**WHAT NEEDS TO BE DONE:** Copy every line in the records below that contains the word "content".

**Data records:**
— BEGIN —
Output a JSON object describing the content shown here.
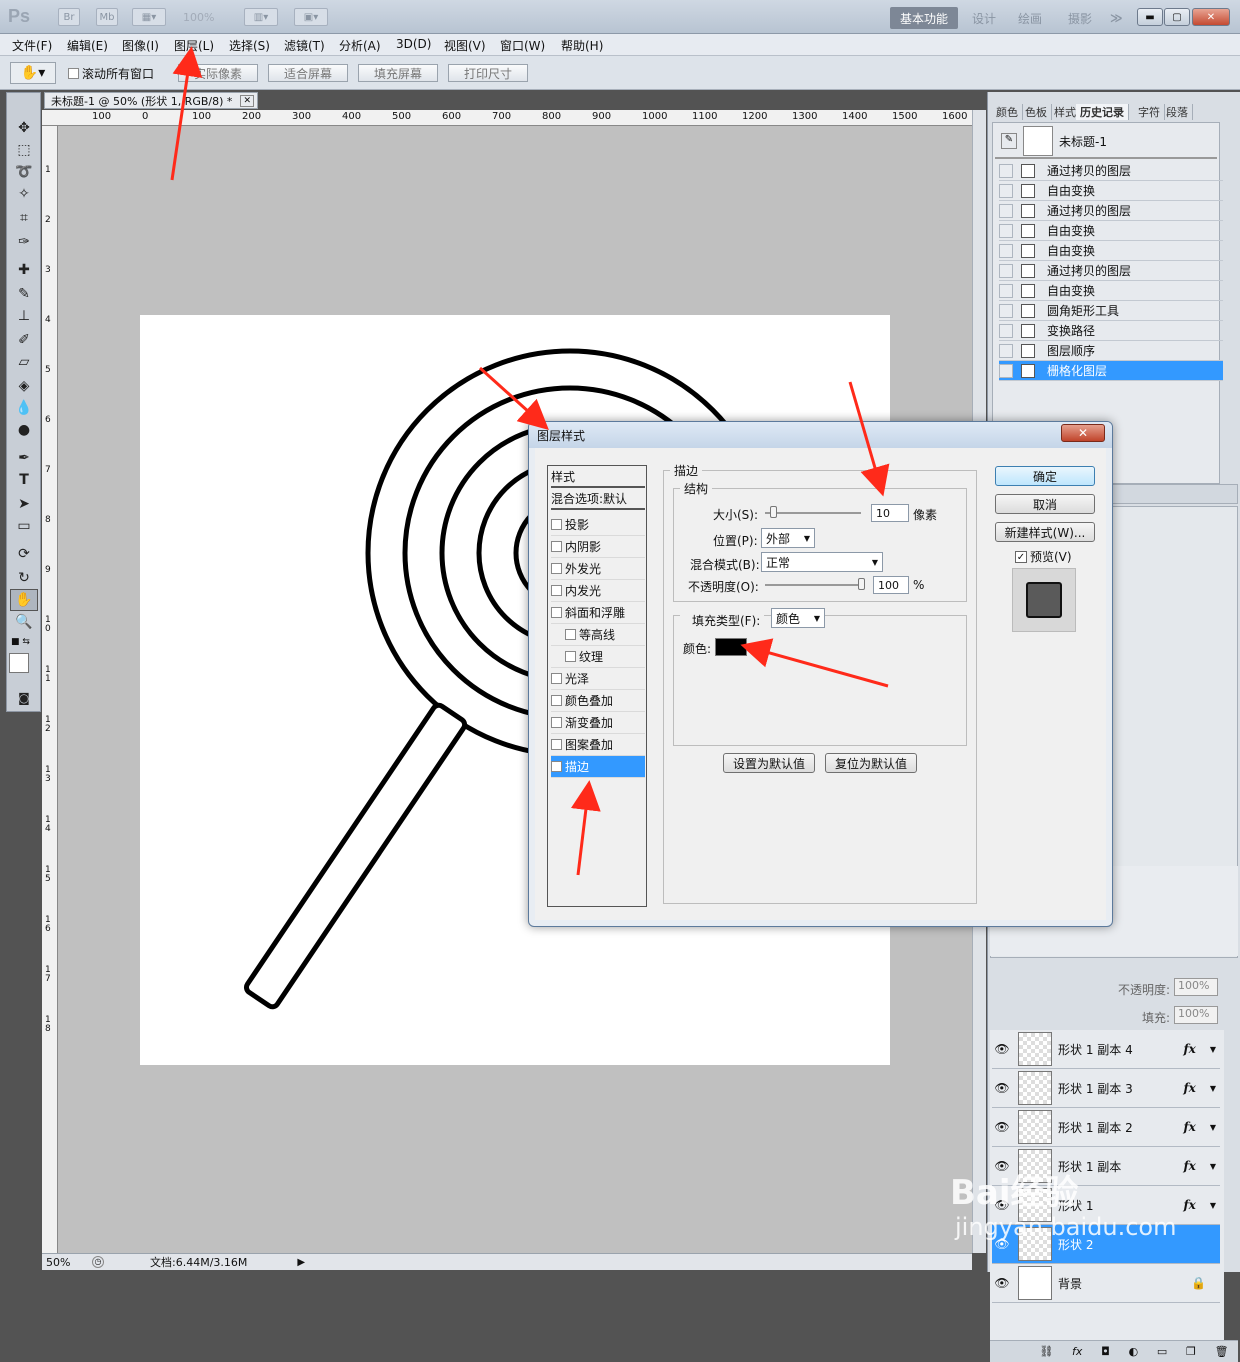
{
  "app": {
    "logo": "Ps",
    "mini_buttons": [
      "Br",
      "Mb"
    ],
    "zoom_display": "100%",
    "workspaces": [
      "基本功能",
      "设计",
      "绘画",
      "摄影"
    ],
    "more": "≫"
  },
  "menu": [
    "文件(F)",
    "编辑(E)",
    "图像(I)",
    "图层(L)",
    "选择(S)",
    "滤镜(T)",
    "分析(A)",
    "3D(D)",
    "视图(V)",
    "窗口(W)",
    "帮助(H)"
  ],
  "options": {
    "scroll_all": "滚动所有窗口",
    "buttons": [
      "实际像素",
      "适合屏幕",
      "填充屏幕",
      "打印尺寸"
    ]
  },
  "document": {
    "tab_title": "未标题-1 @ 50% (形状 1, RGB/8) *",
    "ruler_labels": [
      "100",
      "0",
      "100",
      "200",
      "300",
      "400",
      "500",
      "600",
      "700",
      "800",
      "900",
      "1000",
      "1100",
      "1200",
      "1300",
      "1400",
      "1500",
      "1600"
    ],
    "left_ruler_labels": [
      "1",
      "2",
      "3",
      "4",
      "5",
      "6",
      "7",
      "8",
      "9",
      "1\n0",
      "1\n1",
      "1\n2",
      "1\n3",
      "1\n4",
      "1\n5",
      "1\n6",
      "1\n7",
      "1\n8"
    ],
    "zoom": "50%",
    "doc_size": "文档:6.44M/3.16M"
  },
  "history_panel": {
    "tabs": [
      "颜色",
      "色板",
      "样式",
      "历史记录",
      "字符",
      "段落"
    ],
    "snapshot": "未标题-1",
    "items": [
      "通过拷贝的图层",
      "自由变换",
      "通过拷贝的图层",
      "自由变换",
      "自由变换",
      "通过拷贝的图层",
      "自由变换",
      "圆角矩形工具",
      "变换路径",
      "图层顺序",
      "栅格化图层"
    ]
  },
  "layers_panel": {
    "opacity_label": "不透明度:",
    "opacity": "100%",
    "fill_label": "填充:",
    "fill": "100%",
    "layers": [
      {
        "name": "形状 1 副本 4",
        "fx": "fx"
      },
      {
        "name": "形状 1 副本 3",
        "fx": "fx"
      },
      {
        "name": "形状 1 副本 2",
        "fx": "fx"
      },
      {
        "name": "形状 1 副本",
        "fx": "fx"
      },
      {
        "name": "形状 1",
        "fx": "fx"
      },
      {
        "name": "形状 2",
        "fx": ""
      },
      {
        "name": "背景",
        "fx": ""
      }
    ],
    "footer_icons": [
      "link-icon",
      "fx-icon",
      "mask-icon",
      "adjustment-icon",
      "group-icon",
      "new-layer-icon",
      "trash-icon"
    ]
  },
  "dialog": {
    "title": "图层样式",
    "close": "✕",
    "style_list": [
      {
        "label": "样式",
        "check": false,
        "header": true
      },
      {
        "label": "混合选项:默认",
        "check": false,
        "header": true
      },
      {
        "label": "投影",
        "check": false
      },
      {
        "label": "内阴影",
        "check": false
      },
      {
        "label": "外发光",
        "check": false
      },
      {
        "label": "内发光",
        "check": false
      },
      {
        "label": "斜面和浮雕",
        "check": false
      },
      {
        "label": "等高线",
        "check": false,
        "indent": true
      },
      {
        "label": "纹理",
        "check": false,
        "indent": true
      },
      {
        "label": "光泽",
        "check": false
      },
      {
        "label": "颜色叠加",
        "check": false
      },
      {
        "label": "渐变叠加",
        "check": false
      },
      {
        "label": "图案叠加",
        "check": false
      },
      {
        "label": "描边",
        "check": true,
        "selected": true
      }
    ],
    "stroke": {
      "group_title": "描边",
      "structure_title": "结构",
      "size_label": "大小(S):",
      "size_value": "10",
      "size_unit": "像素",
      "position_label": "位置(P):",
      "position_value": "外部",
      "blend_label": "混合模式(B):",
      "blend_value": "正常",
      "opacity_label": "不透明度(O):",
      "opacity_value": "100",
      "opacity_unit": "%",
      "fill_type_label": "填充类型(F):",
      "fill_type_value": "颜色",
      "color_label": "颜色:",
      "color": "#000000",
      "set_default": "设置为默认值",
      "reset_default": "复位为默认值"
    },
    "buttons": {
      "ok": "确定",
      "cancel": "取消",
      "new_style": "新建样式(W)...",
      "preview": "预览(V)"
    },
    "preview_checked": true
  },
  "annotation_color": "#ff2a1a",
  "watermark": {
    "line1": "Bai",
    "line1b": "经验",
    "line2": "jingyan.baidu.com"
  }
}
— END —
— BEGIN —
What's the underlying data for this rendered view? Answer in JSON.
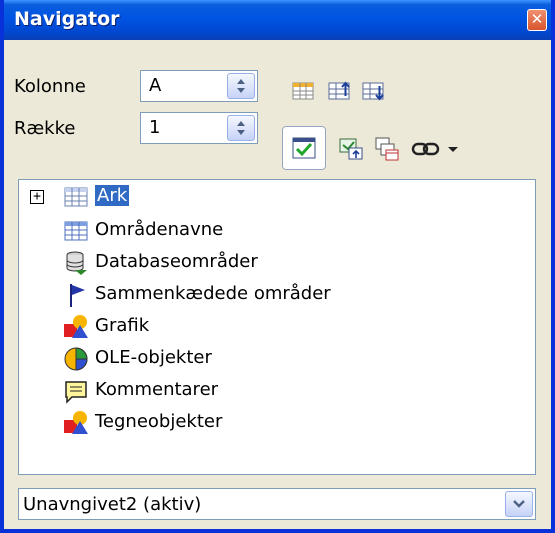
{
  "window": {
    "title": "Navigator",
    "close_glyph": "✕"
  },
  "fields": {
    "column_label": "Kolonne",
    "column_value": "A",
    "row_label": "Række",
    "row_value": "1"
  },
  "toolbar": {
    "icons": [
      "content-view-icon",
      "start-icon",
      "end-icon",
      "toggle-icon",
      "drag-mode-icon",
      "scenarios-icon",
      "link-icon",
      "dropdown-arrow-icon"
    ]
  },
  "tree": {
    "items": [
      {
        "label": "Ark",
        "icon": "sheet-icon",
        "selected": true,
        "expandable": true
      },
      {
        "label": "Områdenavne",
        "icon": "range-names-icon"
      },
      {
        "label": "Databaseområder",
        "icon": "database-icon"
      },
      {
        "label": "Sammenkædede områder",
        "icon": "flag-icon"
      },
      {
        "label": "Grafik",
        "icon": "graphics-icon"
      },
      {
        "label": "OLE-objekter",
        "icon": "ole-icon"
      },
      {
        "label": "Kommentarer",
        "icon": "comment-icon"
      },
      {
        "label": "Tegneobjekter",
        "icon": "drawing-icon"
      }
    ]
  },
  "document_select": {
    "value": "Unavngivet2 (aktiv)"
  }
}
— END —
**SOLUTION FOR THIS TASK:**
Output a JSON object describing the content shown here.
      "content-view-icon",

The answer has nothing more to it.